**WRITTEN EXERCISE:** Reproduce every record exactly as it appears, but not the pictures.

Data entries
_____
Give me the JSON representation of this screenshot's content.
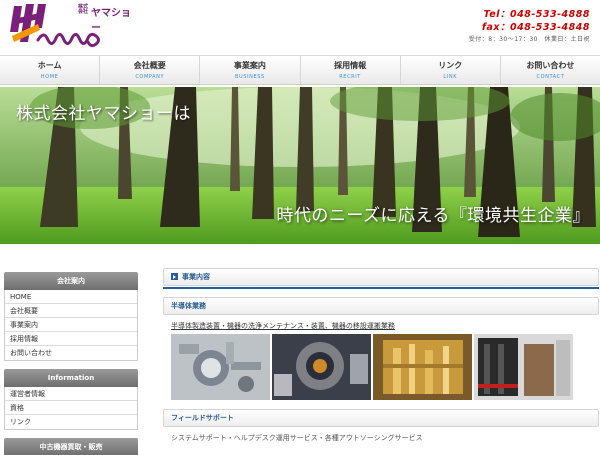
{
  "header": {
    "logo_small": "株式\n会社",
    "logo_name": "ヤマショー",
    "logo_script": "Yamasyo",
    "tel": "Tel：048-533-4888",
    "fax": "fax：048-533-4848",
    "hours": "受付：8：30〜17：30　休業日：土日祝"
  },
  "nav": [
    {
      "jp": "ホーム",
      "en": "HOME"
    },
    {
      "jp": "会社概要",
      "en": "COMPANY"
    },
    {
      "jp": "事業案内",
      "en": "BUSINESS"
    },
    {
      "jp": "採用情報",
      "en": "RECRIT"
    },
    {
      "jp": "リンク",
      "en": "LINK"
    },
    {
      "jp": "お問い合わせ",
      "en": "CONTACT"
    }
  ],
  "hero": {
    "title": "株式会社ヤマショーは",
    "subtitle": "時代のニーズに応える『環境共生企業』"
  },
  "sidebar": {
    "company": {
      "title": "会社案内",
      "items": [
        "HOME",
        "会社概要",
        "事業案内",
        "採用情報",
        "お問い合わせ"
      ]
    },
    "information": {
      "title": "Information",
      "items": [
        "運営者情報",
        "資格",
        "リンク"
      ]
    },
    "used": {
      "title": "中古機器買取・販売"
    }
  },
  "main": {
    "section_title": "事業内容",
    "sub1_title": "半導体業務",
    "sub1_link": "半導体製造装置・機器の洗浄メンテナンス・装置、機器の移設運搬業務",
    "sub2_title": "フィールドサポート",
    "sub2_text": "システムサポート・ヘルプデスク運用サービス・各種アウトソーシングサービス"
  },
  "colors": {
    "brand_purple": "#7a1f7a",
    "tel_red": "#cc0000",
    "accent_blue": "#2a5d91",
    "nav_en_blue": "#3a8fd6"
  }
}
_____
**RESPONSE:**
Give me the JSON representation of this screenshot's content.
{
  "header": {
    "logo_small": "株式\n会社",
    "logo_name": "ヤマショー",
    "logo_script": "Yamasyo",
    "tel": "Tel：048-533-4888",
    "fax": "fax：048-533-4848",
    "hours": "受付：8：30〜17：30　休業日：土日祝"
  },
  "nav": [
    {
      "jp": "ホーム",
      "en": "HOME"
    },
    {
      "jp": "会社概要",
      "en": "COMPANY"
    },
    {
      "jp": "事業案内",
      "en": "BUSINESS"
    },
    {
      "jp": "採用情報",
      "en": "RECRIT"
    },
    {
      "jp": "リンク",
      "en": "LINK"
    },
    {
      "jp": "お問い合わせ",
      "en": "CONTACT"
    }
  ],
  "hero": {
    "title": "株式会社ヤマショーは",
    "subtitle": "時代のニーズに応える『環境共生企業』"
  },
  "sidebar": {
    "company": {
      "title": "会社案内",
      "items": [
        "HOME",
        "会社概要",
        "事業案内",
        "採用情報",
        "お問い合わせ"
      ]
    },
    "information": {
      "title": "Information",
      "items": [
        "運営者情報",
        "資格",
        "リンク"
      ]
    },
    "used": {
      "title": "中古機器買取・販売"
    }
  },
  "main": {
    "section_title": "事業内容",
    "sub1_title": "半導体業務",
    "sub1_link": "半導体製造装置・機器の洗浄メンテナンス・装置、機器の移設運搬業務",
    "sub2_title": "フィールドサポート",
    "sub2_text": "システムサポート・ヘルプデスク運用サービス・各種アウトソーシングサービス"
  },
  "colors": {
    "brand_purple": "#7a1f7a",
    "tel_red": "#cc0000",
    "accent_blue": "#2a5d91",
    "nav_en_blue": "#3a8fd6"
  }
}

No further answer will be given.